* **Aim of the exercise**
Using the entries that follow, state how many lines contain the word "Transparency". The response is that number and nothing more.
•••••
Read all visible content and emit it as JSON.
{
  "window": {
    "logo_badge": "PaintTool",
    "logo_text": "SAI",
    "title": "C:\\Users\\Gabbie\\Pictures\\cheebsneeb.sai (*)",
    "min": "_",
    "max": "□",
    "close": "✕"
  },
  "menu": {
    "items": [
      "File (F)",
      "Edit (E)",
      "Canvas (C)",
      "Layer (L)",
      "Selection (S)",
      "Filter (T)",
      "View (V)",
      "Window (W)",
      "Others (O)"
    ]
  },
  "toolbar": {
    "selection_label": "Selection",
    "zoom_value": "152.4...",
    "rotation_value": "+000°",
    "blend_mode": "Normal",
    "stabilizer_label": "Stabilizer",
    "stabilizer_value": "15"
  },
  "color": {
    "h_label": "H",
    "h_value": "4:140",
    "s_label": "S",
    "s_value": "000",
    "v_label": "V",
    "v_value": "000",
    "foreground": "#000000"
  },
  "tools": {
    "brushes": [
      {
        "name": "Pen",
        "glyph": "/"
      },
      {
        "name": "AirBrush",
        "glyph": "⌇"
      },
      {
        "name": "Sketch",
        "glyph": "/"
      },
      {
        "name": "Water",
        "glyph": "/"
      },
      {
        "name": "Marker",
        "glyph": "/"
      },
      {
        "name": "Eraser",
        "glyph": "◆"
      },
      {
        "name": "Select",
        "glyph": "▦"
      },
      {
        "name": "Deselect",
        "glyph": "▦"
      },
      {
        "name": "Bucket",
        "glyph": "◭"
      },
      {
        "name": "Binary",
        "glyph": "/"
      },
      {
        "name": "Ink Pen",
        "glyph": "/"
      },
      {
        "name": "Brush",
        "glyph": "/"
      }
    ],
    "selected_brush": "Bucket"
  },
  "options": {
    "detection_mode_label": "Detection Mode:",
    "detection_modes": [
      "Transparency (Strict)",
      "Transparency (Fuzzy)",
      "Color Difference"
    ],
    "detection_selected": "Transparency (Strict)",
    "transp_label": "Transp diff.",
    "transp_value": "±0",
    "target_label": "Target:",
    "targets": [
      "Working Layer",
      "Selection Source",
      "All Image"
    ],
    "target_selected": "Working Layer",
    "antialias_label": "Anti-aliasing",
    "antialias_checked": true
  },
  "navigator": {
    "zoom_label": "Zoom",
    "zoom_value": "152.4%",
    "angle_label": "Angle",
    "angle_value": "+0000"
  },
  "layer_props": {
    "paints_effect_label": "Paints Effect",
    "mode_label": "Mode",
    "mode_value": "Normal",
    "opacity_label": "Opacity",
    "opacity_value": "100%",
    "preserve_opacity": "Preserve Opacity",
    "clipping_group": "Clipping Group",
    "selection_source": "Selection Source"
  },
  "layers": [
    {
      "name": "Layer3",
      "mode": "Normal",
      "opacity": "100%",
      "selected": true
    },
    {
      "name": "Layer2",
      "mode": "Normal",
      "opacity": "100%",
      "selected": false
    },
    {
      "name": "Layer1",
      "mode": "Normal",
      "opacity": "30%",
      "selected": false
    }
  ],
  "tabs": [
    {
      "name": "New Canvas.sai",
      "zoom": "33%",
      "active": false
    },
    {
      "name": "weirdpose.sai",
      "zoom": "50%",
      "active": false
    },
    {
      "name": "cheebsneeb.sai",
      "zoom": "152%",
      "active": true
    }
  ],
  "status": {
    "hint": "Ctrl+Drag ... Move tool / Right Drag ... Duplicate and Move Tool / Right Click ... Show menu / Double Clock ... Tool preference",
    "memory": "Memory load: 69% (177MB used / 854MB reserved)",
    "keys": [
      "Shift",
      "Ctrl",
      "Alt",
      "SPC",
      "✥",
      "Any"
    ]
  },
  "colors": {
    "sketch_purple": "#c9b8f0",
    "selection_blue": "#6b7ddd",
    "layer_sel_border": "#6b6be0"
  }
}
•••••
* **Written solution**
3